Search the data for the string "kehadiran" and extract every line where it appears.

* BEGIN Record list *

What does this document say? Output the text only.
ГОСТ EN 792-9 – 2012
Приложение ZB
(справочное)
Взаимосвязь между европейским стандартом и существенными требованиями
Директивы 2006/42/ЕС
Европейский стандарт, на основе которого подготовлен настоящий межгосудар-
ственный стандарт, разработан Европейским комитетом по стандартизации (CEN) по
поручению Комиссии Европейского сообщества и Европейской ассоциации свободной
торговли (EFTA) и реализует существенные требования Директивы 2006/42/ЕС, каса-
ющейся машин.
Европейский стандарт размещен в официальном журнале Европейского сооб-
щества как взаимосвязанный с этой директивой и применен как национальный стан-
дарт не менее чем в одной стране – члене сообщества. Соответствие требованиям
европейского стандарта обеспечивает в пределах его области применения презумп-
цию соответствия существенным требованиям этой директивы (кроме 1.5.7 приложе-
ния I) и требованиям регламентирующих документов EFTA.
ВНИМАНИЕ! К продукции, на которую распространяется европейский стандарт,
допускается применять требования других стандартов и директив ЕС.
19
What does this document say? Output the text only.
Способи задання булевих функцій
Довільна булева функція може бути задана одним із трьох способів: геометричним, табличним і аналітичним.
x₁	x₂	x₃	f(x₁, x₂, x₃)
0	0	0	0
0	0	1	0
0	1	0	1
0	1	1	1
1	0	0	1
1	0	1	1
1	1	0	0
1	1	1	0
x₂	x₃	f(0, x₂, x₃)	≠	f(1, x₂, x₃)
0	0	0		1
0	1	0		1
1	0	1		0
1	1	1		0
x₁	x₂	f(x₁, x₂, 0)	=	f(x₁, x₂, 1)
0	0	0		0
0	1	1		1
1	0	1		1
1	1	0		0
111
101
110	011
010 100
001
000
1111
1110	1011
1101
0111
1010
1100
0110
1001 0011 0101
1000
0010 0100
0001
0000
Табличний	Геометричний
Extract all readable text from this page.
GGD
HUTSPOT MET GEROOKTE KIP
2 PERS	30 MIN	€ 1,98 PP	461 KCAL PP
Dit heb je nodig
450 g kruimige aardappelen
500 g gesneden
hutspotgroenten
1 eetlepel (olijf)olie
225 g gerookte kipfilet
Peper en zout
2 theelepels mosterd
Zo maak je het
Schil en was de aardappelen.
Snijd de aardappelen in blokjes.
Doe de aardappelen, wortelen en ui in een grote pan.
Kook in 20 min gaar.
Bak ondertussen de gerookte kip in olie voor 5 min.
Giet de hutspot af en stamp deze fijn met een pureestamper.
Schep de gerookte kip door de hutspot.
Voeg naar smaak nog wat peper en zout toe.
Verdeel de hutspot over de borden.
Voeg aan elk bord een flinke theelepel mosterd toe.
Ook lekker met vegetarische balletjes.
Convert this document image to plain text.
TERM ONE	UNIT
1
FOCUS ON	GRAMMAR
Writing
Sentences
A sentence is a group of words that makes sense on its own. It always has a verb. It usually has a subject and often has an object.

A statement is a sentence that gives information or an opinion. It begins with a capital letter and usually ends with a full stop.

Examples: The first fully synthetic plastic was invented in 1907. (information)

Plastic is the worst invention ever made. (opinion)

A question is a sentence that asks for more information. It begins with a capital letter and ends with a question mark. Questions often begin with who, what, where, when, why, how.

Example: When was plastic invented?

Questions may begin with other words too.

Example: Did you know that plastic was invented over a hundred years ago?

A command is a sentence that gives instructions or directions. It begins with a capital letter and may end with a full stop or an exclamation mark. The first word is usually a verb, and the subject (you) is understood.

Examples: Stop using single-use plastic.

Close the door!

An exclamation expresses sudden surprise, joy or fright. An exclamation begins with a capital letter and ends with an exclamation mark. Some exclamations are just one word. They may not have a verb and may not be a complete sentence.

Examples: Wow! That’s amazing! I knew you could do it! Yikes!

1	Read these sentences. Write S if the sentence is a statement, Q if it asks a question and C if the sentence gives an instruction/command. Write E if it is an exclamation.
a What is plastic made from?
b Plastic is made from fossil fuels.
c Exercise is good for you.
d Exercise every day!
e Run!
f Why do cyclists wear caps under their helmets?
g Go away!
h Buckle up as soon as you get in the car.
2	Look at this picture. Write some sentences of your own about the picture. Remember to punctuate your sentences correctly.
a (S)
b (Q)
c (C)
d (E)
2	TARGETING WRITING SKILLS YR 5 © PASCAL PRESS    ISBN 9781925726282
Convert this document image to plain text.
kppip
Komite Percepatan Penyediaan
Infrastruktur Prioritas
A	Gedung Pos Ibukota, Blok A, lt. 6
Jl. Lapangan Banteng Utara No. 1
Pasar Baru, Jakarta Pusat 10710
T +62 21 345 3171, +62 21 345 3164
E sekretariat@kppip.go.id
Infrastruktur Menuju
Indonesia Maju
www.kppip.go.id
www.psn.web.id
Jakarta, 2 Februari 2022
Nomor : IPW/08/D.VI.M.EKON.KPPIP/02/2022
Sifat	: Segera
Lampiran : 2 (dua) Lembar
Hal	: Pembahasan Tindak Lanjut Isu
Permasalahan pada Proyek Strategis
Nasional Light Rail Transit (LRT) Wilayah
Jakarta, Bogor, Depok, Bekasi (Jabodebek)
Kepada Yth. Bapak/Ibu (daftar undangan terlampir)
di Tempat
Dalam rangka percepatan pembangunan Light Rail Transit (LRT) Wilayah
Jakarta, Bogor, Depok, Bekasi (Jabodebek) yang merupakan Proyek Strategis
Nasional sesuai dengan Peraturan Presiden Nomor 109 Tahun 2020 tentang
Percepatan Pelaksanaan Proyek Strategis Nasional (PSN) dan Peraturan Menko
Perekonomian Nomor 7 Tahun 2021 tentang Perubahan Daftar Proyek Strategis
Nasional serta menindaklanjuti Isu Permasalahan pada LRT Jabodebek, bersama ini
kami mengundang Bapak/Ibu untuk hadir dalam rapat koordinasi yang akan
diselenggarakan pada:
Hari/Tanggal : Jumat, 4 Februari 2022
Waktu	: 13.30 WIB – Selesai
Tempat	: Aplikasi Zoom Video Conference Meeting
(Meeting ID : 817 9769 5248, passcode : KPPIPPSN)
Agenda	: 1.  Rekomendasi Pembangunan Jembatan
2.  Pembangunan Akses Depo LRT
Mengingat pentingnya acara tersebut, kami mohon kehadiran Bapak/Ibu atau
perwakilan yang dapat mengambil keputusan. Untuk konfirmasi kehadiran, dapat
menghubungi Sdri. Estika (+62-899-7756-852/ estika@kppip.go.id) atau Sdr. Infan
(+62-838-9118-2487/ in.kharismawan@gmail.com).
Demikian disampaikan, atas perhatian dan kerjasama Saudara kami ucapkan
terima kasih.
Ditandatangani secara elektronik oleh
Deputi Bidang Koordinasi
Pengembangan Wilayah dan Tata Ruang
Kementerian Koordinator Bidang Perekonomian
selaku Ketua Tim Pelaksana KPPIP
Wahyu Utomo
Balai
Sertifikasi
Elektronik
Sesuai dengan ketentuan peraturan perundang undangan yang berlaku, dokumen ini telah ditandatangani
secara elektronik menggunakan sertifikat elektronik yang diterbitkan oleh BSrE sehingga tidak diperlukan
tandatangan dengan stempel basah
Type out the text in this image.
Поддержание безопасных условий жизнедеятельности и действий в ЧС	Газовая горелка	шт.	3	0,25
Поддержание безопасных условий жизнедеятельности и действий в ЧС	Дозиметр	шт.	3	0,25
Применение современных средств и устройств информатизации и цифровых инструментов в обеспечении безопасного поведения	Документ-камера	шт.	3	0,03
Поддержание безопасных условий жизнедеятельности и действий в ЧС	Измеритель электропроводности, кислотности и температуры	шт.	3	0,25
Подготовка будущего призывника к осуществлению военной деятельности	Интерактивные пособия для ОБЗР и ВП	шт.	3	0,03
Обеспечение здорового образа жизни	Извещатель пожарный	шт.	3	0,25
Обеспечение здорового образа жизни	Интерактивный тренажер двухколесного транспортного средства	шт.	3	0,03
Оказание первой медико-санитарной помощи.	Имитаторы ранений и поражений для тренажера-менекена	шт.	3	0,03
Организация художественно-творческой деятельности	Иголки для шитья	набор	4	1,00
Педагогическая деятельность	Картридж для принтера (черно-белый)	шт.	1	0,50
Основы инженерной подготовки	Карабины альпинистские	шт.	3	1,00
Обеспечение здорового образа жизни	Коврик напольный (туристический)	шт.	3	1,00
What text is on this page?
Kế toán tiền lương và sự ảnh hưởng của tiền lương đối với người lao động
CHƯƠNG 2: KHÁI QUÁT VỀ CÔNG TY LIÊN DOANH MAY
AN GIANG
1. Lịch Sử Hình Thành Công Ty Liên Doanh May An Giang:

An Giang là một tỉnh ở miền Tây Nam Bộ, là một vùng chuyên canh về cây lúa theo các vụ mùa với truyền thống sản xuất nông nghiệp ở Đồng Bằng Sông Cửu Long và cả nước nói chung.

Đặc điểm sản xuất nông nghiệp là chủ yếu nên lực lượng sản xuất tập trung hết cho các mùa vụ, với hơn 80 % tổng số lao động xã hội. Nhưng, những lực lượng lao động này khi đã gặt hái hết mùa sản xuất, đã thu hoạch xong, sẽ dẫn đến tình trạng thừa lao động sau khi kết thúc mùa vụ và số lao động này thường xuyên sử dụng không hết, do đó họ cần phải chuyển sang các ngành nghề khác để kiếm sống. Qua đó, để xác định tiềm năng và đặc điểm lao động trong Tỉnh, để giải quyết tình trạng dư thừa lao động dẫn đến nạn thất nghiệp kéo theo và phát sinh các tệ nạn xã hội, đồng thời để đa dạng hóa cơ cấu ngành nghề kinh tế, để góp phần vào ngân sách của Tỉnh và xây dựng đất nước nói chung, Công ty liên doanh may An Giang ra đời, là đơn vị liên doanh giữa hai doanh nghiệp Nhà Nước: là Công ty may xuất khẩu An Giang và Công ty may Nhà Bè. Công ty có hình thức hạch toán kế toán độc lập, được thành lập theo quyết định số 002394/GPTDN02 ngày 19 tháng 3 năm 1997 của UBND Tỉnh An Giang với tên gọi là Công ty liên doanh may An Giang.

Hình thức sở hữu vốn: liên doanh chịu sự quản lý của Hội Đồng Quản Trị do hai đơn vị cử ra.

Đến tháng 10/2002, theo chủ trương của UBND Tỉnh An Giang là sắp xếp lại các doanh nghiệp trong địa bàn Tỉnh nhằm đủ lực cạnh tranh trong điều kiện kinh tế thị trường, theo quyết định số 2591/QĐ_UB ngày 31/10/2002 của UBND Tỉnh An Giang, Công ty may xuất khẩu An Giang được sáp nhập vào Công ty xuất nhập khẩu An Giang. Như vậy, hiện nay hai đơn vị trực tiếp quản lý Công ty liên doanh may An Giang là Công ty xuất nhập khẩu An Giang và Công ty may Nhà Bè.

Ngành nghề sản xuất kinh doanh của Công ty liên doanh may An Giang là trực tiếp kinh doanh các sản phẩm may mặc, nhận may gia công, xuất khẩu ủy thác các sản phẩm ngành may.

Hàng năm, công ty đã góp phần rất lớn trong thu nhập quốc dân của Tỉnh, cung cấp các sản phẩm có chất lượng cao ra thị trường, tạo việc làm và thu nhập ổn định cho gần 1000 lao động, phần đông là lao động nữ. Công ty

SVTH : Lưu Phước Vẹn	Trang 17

* END Record list *

--- Finished exercise ---
Mengingat pentingnya acara tersebut, kami mohon kehadiran Bapak/Ibu atau
perwakilan yang dapat mengambil keputusan. Untuk konfirmasi kehadiran, dapat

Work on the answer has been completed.